═════ SUPPLIED ENTRIES

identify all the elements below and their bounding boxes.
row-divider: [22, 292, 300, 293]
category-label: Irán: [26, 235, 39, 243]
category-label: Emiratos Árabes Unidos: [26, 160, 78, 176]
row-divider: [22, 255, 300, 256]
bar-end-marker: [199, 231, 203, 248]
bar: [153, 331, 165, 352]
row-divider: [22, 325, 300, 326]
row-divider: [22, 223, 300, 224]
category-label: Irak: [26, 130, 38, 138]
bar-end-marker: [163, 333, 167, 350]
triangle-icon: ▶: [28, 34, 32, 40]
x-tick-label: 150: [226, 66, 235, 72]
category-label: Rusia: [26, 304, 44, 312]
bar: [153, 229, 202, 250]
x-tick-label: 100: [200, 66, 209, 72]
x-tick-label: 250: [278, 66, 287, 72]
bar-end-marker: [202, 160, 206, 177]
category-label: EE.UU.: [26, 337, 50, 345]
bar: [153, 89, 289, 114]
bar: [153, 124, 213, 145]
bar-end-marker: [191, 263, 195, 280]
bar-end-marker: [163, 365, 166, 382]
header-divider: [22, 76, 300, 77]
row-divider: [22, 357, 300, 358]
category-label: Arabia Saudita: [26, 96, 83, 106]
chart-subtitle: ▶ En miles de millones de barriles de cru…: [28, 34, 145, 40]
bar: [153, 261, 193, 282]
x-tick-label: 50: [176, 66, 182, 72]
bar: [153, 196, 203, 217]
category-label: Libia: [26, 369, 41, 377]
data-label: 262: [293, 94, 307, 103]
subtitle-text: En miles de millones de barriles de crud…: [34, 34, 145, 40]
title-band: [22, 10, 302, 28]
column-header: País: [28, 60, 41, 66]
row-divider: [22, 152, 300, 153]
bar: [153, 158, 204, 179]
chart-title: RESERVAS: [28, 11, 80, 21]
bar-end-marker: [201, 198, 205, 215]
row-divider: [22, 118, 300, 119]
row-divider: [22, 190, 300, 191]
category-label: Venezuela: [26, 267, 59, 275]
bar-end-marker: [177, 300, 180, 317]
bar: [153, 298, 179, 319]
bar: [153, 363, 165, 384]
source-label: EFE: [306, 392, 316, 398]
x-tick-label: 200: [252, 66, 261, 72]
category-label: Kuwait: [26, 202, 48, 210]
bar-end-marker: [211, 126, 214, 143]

══════════

STATED GOAL:
Would you copy, unchanged, every line from the very first one through the line containing "chart-title: RESERVAS: [28, 11, 80, 21]", including both of those lines?

TASK RESPONSE:
identify all the elements below and their bounding boxes.
row-divider: [22, 292, 300, 293]
category-label: Irán: [26, 235, 39, 243]
category-label: Emiratos Árabes Unidos: [26, 160, 78, 176]
row-divider: [22, 255, 300, 256]
bar-end-marker: [199, 231, 203, 248]
bar: [153, 331, 165, 352]
row-divider: [22, 325, 300, 326]
row-divider: [22, 223, 300, 224]
category-label: Irak: [26, 130, 38, 138]
bar-end-marker: [163, 333, 167, 350]
triangle-icon: ▶: [28, 34, 32, 40]
x-tick-label: 150: [226, 66, 235, 72]
category-label: Rusia: [26, 304, 44, 312]
bar: [153, 229, 202, 250]
x-tick-label: 100: [200, 66, 209, 72]
x-tick-label: 250: [278, 66, 287, 72]
bar-end-marker: [202, 160, 206, 177]
category-label: EE.UU.: [26, 337, 50, 345]
bar: [153, 89, 289, 114]
bar: [153, 124, 213, 145]
bar-end-marker: [191, 263, 195, 280]
bar-end-marker: [163, 365, 166, 382]
header-divider: [22, 76, 300, 77]
row-divider: [22, 357, 300, 358]
category-label: Arabia Saudita: [26, 96, 83, 106]
chart-subtitle: ▶ En miles de millones de barriles de cru…: [28, 34, 145, 40]
bar: [153, 261, 193, 282]
x-tick-label: 50: [176, 66, 182, 72]
bar: [153, 196, 203, 217]
category-label: Libia: [26, 369, 41, 377]
data-label: 262: [293, 94, 307, 103]
subtitle-text: En miles de millones de barriles de crud…: [34, 34, 145, 40]
title-band: [22, 10, 302, 28]
column-header: País: [28, 60, 41, 66]
row-divider: [22, 152, 300, 153]
bar: [153, 158, 204, 179]
chart-title: RESERVAS: [28, 11, 80, 21]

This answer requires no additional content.